*Recorded data*.
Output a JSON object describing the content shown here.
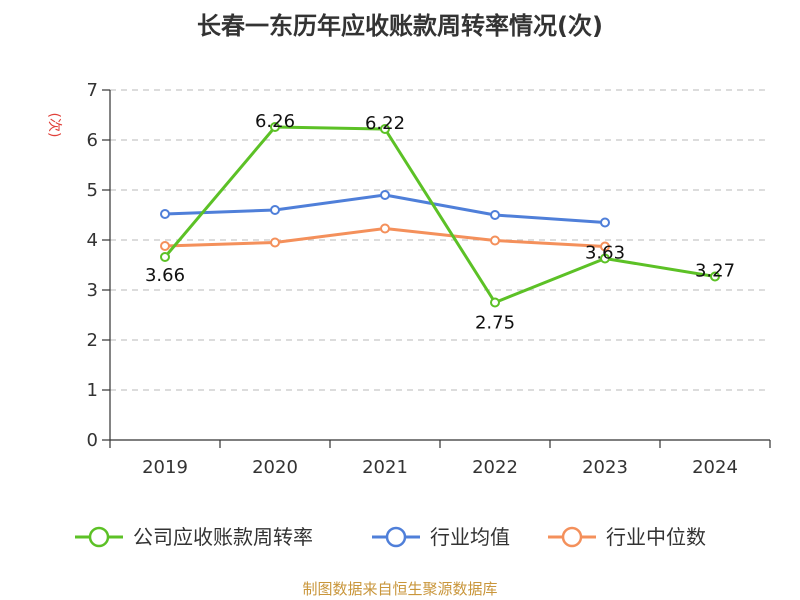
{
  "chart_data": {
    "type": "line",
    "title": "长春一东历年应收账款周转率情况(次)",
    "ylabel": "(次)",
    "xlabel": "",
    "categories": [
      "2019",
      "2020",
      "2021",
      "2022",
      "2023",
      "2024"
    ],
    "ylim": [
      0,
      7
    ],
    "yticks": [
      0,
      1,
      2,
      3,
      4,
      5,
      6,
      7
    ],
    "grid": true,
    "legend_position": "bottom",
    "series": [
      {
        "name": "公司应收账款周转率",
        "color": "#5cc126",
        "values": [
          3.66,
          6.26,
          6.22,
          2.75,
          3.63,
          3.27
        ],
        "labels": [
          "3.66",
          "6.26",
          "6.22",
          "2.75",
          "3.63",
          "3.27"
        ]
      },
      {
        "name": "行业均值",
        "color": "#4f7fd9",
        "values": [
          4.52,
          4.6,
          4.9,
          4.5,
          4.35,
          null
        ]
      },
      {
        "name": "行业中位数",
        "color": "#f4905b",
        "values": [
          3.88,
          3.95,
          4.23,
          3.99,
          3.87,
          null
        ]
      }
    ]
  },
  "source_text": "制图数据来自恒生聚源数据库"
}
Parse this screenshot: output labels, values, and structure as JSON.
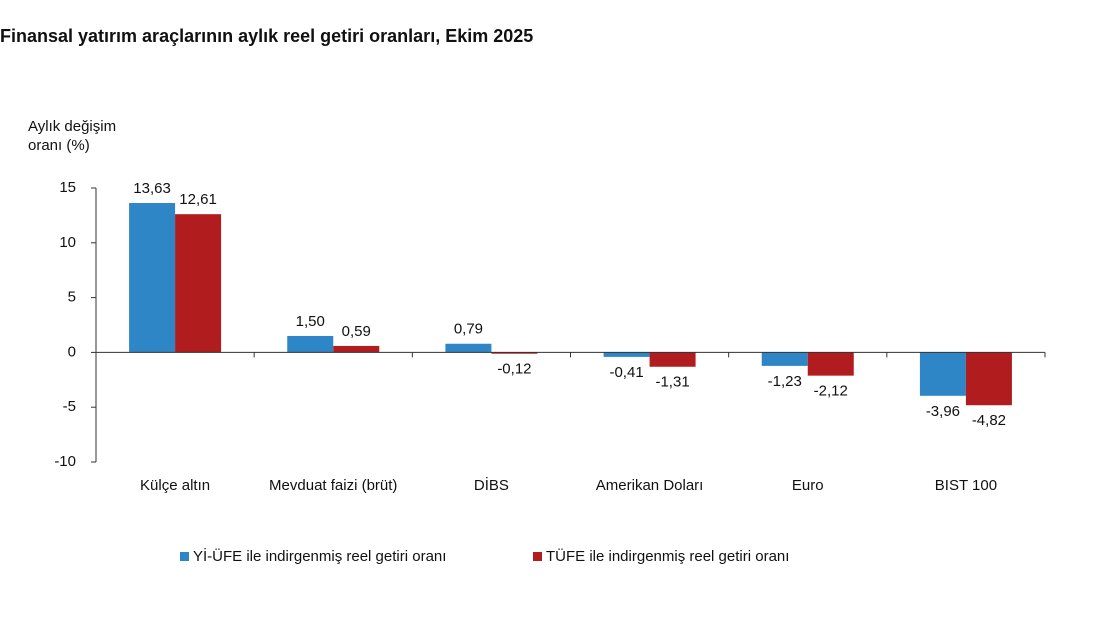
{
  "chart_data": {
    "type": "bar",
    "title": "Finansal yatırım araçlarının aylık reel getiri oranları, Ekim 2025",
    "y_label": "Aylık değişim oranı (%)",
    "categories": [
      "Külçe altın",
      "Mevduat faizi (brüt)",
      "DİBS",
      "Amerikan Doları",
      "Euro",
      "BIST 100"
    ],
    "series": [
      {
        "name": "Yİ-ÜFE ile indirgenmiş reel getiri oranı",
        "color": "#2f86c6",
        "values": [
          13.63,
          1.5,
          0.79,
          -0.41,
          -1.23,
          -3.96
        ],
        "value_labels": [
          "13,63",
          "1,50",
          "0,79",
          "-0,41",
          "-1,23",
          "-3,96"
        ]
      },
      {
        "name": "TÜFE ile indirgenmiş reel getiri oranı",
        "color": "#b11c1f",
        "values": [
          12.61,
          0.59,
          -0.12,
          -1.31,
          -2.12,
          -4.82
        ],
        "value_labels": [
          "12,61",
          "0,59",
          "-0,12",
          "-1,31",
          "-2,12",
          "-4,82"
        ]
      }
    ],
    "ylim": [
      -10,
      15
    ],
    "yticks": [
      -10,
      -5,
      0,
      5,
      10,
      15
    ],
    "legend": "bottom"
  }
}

*Task to carry out*.
Return only the number of lines in the preceding records that contain the string "oranı".

*Exercise solution*.
3